:: Brief ::
Scan the listing below and copy every line holding "उपमह".

:: Data to process ::

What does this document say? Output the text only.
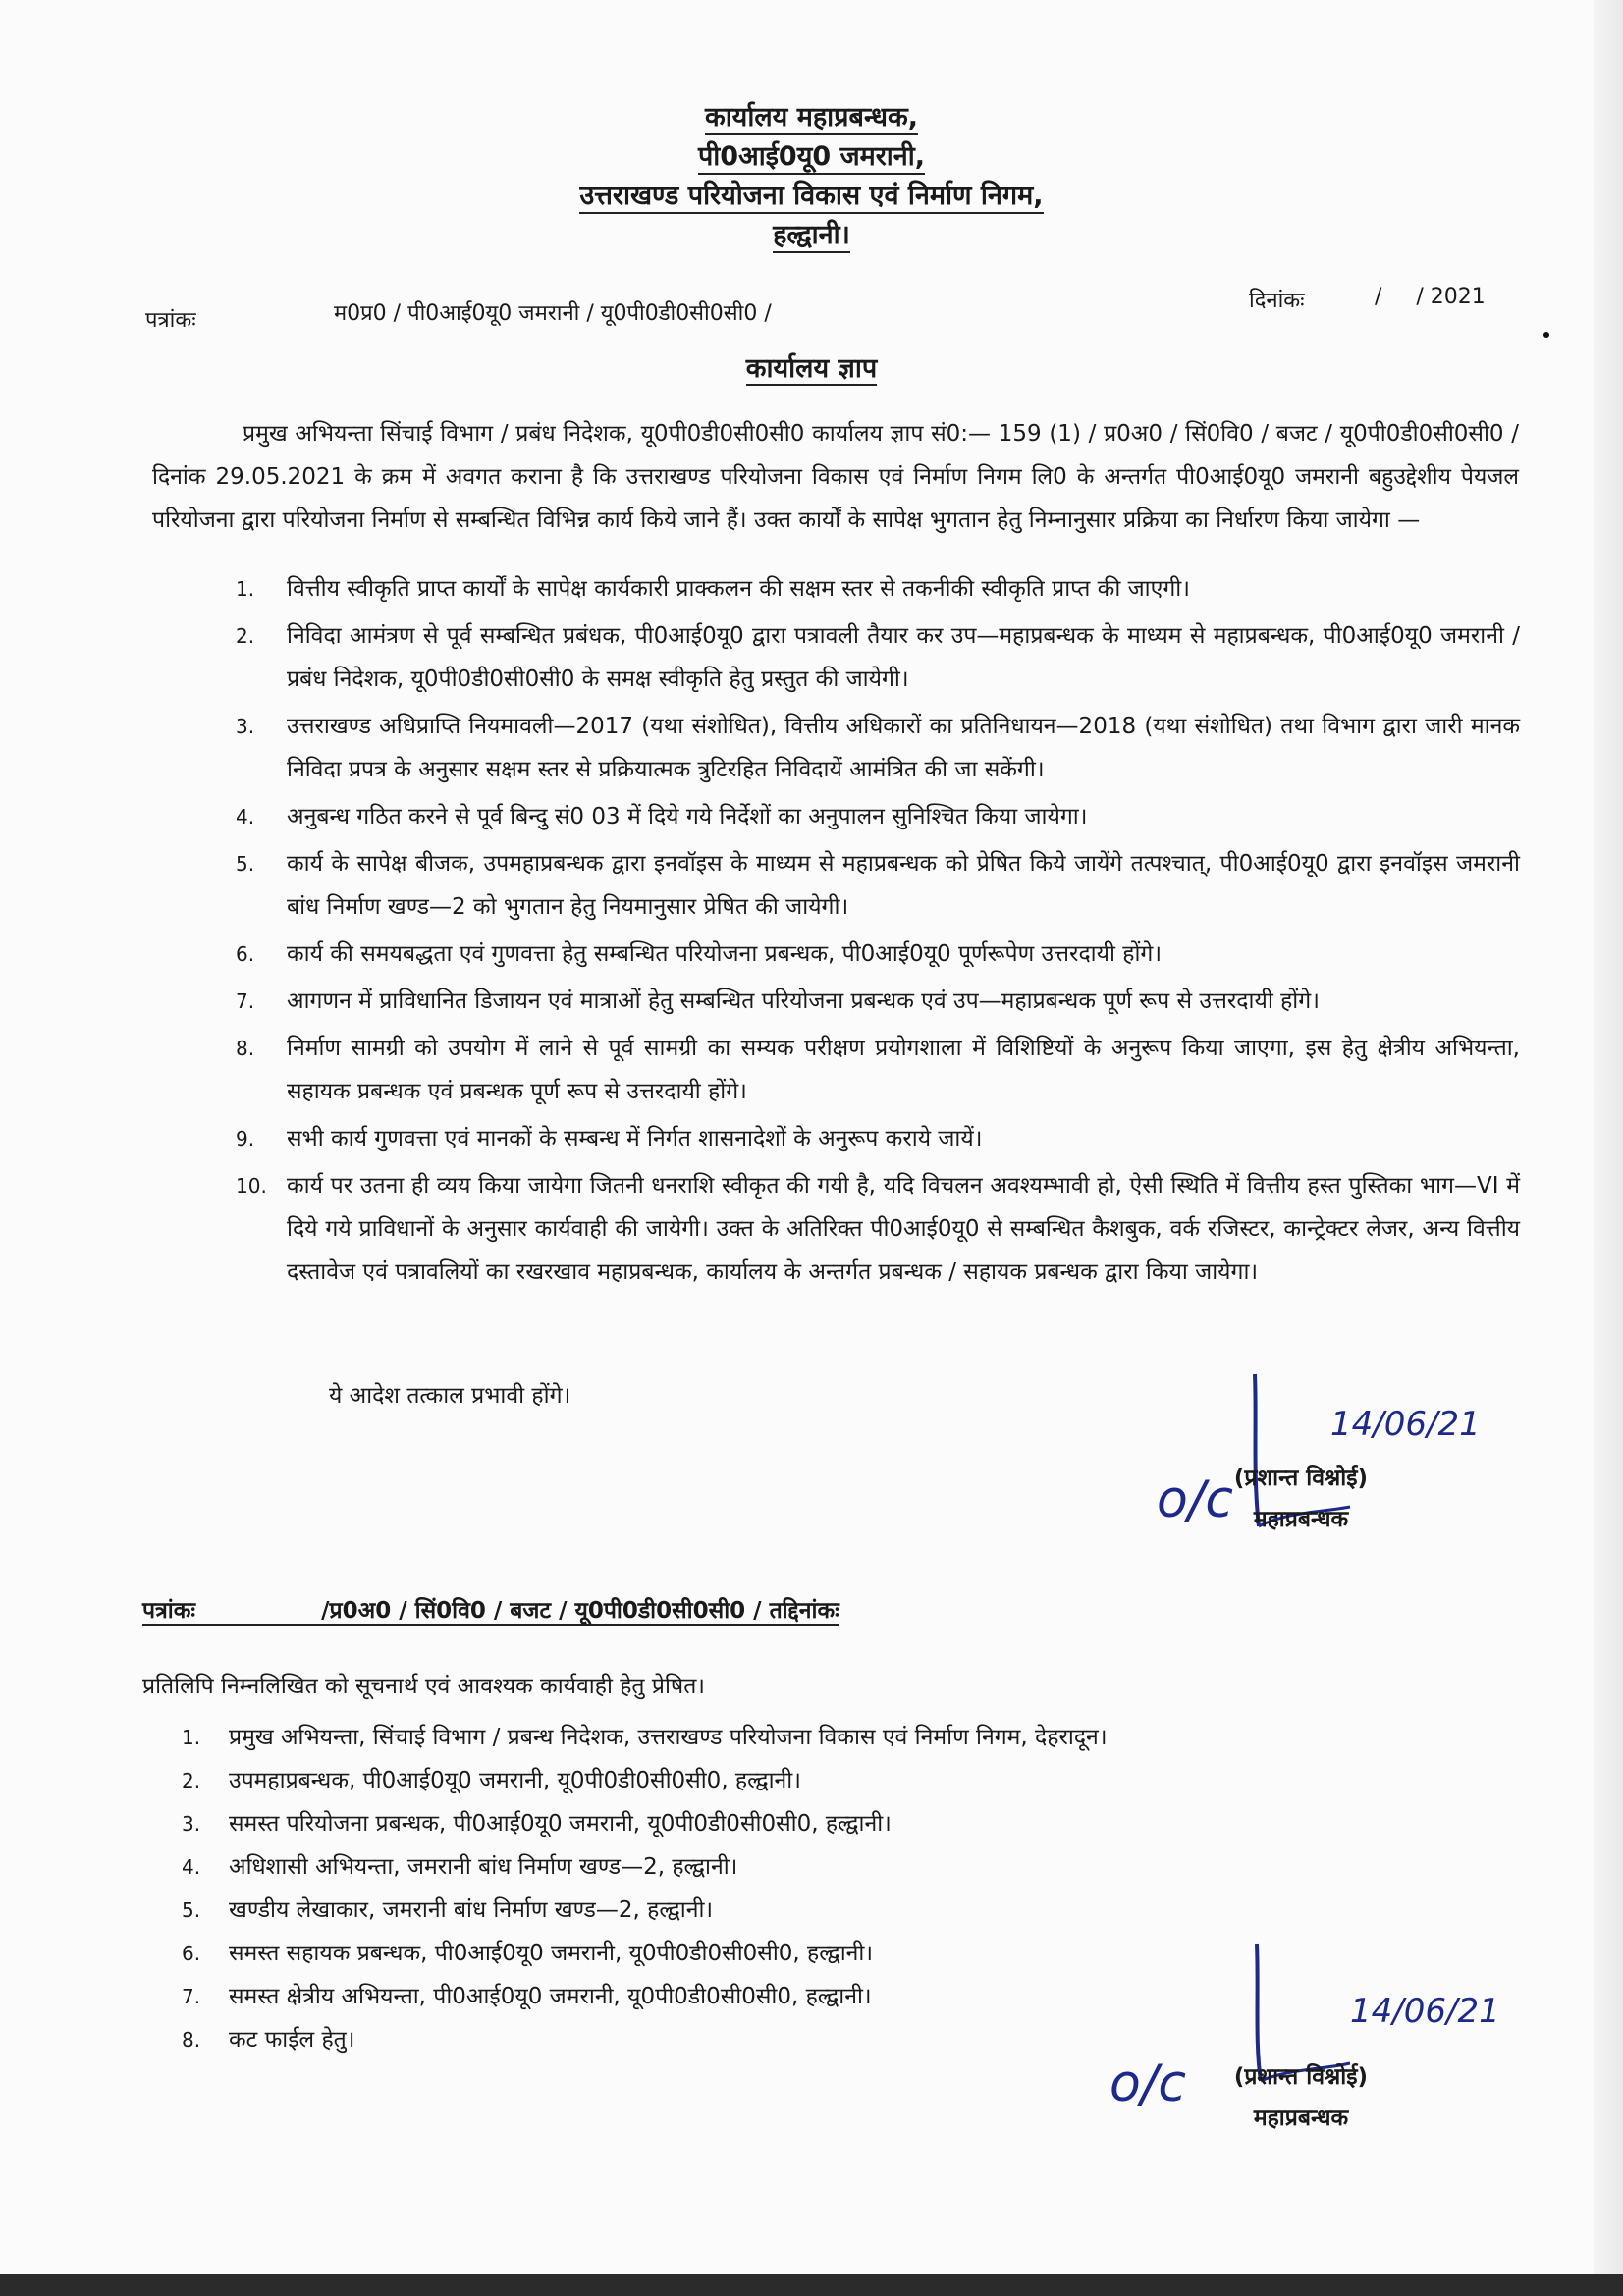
कार्यालय महाप्रबन्धक,
पी0आई0यू0 जमरानी,
उत्तराखण्ड परियोजना विकास एवं निर्माण निगम,
हल्द्वानी।
पत्रांकः	म0प्र0 / पी0आई0यू0 जमरानी / यू0पी0डी0सी0सी0 /
दिनांकः	/     / 2021
कार्यालय ज्ञाप
प्रमुख अभियन्ता सिंचाई विभाग / प्रबंध निदेशक, यू0पी0डी0सी0सी0 कार्यालय ज्ञाप सं0:— 159 (1) / प्र0अ0 / सिं0वि0 / बजट / यू0पी0डी0सी0सी0 / दिनांक 29.05.2021 के क्रम में अवगत कराना है कि उत्तराखण्ड परियोजना विकास एवं निर्माण निगम लि0 के अन्तर्गत पी0आई0यू0 जमरानी बहुउद्देशीय पेयजल परियोजना द्वारा परियोजना निर्माण से सम्बन्धित विभिन्न कार्य किये जाने हैं। उक्त कार्यों के सापेक्ष भुगतान हेतु निम्नानुसार प्रक्रिया का निर्धारण किया जायेगा —
1. वित्तीय स्वीकृति प्राप्त कार्यों के सापेक्ष कार्यकारी प्राक्कलन की सक्षम स्तर से तकनीकी स्वीकृति प्राप्त की जाएगी।
2. निविदा आमंत्रण से पूर्व सम्बन्धित प्रबंधक, पी0आई0यू0 द्वारा पत्रावली तैयार कर उप—महाप्रबन्धक के माध्यम से महाप्रबन्धक, पी0आई0यू0 जमरानी / प्रबंध निदेशक, यू0पी0डी0सी0सी0 के समक्ष स्वीकृति हेतु प्रस्तुत की जायेगी।
3. उत्तराखण्ड अधिप्राप्ति नियमावली—2017 (यथा संशोधित), वित्तीय अधिकारों का प्रतिनिधायन—2018 (यथा संशोधित) तथा विभाग द्वारा जारी मानक निविदा प्रपत्र के अनुसार सक्षम स्तर से प्रक्रियात्मक त्रुटिरहित निविदायें आमंत्रित की जा सकेंगी।
4. अनुबन्ध गठित करने से पूर्व बिन्दु सं0 03 में दिये गये निर्देशों का अनुपालन सुनिश्चित किया जायेगा।
5. कार्य के सापेक्ष बीजक, उपमहाप्रबन्धक द्वारा इनवॉइस के माध्यम से महाप्रबन्धक को प्रेषित किये जायेंगे तत्पश्चात्, पी0आई0यू0 द्वारा इनवॉइस जमरानी बांध निर्माण खण्ड—2 को भुगतान हेतु नियमानुसार प्रेषित की जायेगी।
6. कार्य की समयबद्धता एवं गुणवत्ता हेतु सम्बन्धित परियोजना प्रबन्धक, पी0आई0यू0 पूर्णरूपेण उत्तरदायी होंगे।
7. आगणन में प्राविधानित डिजायन एवं मात्राओं हेतु सम्बन्धित परियोजना प्रबन्धक एवं उप—महाप्रबन्धक पूर्ण रूप से उत्तरदायी होंगे।
8. निर्माण सामग्री को उपयोग में लाने से पूर्व सामग्री का सम्यक परीक्षण प्रयोगशाला में विशिष्टियों के अनुरूप किया जाएगा, इस हेतु क्षेत्रीय अभियन्ता, सहायक प्रबन्धक एवं प्रबन्धक पूर्ण रूप से उत्तरदायी होंगे।
9. सभी कार्य गुणवत्ता एवं मानकों के सम्बन्ध में निर्गत शासनादेशों के अनुरूप कराये जायें।
10. कार्य पर उतना ही व्यय किया जायेगा जितनी धनराशि स्वीकृत की गयी है, यदि विचलन अवश्यम्भावी हो, ऐसी स्थिति में वित्तीय हस्त पुस्तिका भाग—VI में दिये गये प्राविधानों के अनुसार कार्यवाही की जायेगी। उक्त के अतिरिक्त पी0आई0यू0 से सम्बन्धित कैशबुक, वर्क रजिस्टर, कान्ट्रेक्टर लेजर, अन्य वित्तीय दस्तावेज एवं पत्रावलियों का रखरखाव महाप्रबन्धक, कार्यालय के अन्तर्गत प्रबन्धक / सहायक प्रबन्धक द्वारा किया जायेगा।
ये आदेश तत्काल प्रभावी होंगे।
14/06/21
o/c (प्रशान्त विश्नोई)
महाप्रबन्धक
पत्रांकः                /प्र0अ0 / सिं0वि0 / बजट / यू0पी0डी0सी0सी0 / तद्दिनांकः
प्रतिलिपि निम्नलिखित को सूचनार्थ एवं आवश्यक कार्यवाही हेतु प्रेषित।
1. प्रमुख अभियन्ता, सिंचाई विभाग / प्रबन्ध निदेशक, उत्तराखण्ड परियोजना विकास एवं निर्माण निगम, देहरादून।
2. उपमहाप्रबन्धक, पी0आई0यू0 जमरानी, यू0पी0डी0सी0सी0, हल्द्वानी।
3. समस्त परियोजना प्रबन्धक, पी0आई0यू0 जमरानी, यू0पी0डी0सी0सी0, हल्द्वानी।
4. अधिशासी अभियन्ता, जमरानी बांध निर्माण खण्ड—2, हल्द्वानी।
5. खण्डीय लेखाकार, जमरानी बांध निर्माण खण्ड—2, हल्द्वानी।
6. समस्त सहायक प्रबन्धक, पी0आई0यू0 जमरानी, यू0पी0डी0सी0सी0, हल्द्वानी।
7. समस्त क्षेत्रीय अभियन्ता, पी0आई0यू0 जमरानी, यू0पी0डी0सी0सी0, हल्द्वानी।
8. कट फाईल हेतु।
14/06/21
o/c	(प्रशान्त विश्नोई)
महाप्रबन्धक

:: Correct answer ::
5. कार्य के सापेक्ष बीजक, उपमहाप्रबन्धक द्वारा इनवॉइस के माध्यम से महाप्रबन्धक को प्रेषित किये जायेंगे तत्पश्चात्, पी0आई0यू0 द्वारा इनवॉइस जमरानी बांध निर्माण खण्ड—2 को भुगतान हेतु नियमानुसार प्रेषित की जायेगी।
2. उपमहाप्रबन्धक, पी0आई0यू0 जमरानी, यू0पी0डी0सी0सी0, हल्द्वानी।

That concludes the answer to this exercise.